[start of RECORDS FOR THIS EXERCISE]

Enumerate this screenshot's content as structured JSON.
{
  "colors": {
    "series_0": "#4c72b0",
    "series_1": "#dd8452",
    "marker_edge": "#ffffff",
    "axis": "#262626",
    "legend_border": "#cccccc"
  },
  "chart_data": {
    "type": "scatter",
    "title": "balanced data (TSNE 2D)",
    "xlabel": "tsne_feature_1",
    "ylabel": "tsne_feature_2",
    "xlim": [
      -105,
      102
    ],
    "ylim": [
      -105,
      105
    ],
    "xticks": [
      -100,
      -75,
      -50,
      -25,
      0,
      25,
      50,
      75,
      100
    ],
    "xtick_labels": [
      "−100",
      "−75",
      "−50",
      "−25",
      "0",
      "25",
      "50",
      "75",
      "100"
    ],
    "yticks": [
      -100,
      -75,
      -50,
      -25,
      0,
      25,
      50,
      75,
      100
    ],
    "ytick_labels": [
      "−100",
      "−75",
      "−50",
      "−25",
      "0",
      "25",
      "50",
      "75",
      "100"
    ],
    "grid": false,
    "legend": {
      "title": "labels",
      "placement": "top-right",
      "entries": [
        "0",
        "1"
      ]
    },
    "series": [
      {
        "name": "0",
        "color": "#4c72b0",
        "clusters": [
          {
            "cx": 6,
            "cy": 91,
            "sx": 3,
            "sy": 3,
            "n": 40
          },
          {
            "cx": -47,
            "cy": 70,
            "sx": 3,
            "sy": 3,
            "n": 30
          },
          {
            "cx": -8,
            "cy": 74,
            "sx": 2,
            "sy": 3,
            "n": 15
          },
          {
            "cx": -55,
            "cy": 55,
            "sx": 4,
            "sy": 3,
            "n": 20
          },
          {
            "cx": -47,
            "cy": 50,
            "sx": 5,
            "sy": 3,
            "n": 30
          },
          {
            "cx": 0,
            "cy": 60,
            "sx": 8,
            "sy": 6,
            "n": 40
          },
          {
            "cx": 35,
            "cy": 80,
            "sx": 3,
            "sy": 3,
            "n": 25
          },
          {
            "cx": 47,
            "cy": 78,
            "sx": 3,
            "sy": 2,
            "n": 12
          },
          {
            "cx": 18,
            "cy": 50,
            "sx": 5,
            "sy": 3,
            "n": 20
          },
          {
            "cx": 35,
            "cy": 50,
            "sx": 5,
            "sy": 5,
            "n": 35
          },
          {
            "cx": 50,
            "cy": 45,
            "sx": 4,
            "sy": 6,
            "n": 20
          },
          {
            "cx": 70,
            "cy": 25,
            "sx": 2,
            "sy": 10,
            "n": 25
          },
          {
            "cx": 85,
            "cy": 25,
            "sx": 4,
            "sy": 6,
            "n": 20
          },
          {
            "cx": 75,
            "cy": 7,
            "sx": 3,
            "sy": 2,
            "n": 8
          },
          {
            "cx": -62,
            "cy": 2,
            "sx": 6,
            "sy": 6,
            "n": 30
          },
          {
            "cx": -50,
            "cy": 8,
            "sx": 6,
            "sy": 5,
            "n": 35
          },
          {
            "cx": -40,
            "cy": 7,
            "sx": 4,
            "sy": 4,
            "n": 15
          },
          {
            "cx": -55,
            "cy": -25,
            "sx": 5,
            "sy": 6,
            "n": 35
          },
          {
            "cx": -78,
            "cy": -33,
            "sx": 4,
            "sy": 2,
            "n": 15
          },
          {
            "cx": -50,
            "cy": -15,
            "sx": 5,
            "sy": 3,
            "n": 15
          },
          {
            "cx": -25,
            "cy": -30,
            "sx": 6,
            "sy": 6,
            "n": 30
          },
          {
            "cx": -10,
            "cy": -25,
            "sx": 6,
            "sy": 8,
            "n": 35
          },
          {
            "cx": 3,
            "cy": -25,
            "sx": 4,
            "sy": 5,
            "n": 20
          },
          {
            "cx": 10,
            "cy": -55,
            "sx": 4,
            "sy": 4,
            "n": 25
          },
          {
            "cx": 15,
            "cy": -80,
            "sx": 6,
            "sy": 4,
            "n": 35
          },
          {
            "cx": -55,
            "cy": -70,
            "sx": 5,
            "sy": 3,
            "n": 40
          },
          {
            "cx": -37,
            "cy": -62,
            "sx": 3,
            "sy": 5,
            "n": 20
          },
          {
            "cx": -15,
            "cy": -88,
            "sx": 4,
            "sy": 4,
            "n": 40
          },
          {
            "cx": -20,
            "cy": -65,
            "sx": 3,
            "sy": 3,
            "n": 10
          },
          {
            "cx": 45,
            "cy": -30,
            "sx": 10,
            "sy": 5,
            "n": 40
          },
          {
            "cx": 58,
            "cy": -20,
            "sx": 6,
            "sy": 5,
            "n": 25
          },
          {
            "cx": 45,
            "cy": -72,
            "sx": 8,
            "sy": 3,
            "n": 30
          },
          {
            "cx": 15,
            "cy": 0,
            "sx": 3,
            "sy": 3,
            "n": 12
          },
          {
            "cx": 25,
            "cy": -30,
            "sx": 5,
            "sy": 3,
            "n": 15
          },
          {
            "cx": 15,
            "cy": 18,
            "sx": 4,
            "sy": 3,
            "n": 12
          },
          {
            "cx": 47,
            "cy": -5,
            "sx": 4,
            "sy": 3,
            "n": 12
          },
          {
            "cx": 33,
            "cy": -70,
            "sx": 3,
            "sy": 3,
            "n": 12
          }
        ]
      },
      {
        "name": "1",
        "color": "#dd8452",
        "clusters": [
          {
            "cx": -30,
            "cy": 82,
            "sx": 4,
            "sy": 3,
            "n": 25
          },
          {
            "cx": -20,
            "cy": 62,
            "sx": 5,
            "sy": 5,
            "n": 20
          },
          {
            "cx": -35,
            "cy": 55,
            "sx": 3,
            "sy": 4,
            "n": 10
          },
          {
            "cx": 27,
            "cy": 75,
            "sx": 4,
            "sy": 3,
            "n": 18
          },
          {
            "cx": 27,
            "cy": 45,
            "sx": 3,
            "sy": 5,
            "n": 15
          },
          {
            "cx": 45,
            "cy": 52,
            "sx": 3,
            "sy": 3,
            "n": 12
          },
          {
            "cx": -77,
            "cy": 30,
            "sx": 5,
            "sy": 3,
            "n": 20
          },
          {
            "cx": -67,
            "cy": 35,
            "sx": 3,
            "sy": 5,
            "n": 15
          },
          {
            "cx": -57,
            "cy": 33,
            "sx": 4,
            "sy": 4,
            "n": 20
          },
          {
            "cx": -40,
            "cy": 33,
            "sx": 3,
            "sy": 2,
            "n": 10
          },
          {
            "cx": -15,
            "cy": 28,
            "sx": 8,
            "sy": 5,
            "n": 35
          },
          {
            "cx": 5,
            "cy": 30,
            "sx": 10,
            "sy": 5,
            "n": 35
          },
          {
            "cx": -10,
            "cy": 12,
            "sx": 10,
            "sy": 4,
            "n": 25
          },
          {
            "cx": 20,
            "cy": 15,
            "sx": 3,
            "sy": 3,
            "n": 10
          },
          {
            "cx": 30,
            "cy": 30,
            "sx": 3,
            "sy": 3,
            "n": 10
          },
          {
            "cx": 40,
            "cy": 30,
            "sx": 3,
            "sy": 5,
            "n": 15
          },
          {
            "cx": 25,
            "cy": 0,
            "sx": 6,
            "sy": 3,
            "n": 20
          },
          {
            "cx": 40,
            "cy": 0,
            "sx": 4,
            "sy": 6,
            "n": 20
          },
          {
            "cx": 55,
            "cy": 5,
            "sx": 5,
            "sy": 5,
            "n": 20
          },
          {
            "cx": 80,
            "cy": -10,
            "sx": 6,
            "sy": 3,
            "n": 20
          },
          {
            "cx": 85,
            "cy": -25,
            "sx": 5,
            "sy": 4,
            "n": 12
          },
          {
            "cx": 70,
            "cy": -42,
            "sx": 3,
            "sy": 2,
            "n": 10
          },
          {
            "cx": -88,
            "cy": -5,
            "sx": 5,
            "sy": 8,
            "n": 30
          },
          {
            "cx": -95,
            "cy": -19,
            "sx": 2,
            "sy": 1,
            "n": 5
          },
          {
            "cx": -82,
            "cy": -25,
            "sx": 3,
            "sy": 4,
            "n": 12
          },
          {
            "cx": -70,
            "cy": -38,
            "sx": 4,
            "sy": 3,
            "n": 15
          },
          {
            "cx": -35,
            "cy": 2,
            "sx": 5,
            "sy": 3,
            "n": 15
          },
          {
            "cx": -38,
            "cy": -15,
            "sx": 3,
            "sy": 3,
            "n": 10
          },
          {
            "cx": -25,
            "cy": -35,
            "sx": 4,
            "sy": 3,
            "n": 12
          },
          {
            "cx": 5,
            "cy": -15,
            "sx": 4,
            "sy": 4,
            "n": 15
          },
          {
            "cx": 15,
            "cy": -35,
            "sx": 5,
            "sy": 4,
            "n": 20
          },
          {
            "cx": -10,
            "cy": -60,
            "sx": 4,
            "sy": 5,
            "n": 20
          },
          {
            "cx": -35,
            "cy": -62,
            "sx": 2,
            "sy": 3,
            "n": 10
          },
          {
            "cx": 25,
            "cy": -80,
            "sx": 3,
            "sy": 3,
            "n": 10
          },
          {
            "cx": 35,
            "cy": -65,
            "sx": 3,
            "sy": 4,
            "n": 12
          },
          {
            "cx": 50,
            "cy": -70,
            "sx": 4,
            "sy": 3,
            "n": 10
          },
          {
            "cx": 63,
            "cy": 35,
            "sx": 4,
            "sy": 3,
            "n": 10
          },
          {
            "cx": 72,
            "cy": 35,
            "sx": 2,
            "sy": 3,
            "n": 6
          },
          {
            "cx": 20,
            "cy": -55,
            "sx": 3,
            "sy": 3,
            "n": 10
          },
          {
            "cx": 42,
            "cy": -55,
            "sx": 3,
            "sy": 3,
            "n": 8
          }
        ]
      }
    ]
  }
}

[end of RECORDS FOR THIS EXERCISE]

TASK REQUIREMENTS: Check each line above for the string "title" and report how many lines have it, giving only the number.

FULL OUTPUT: 2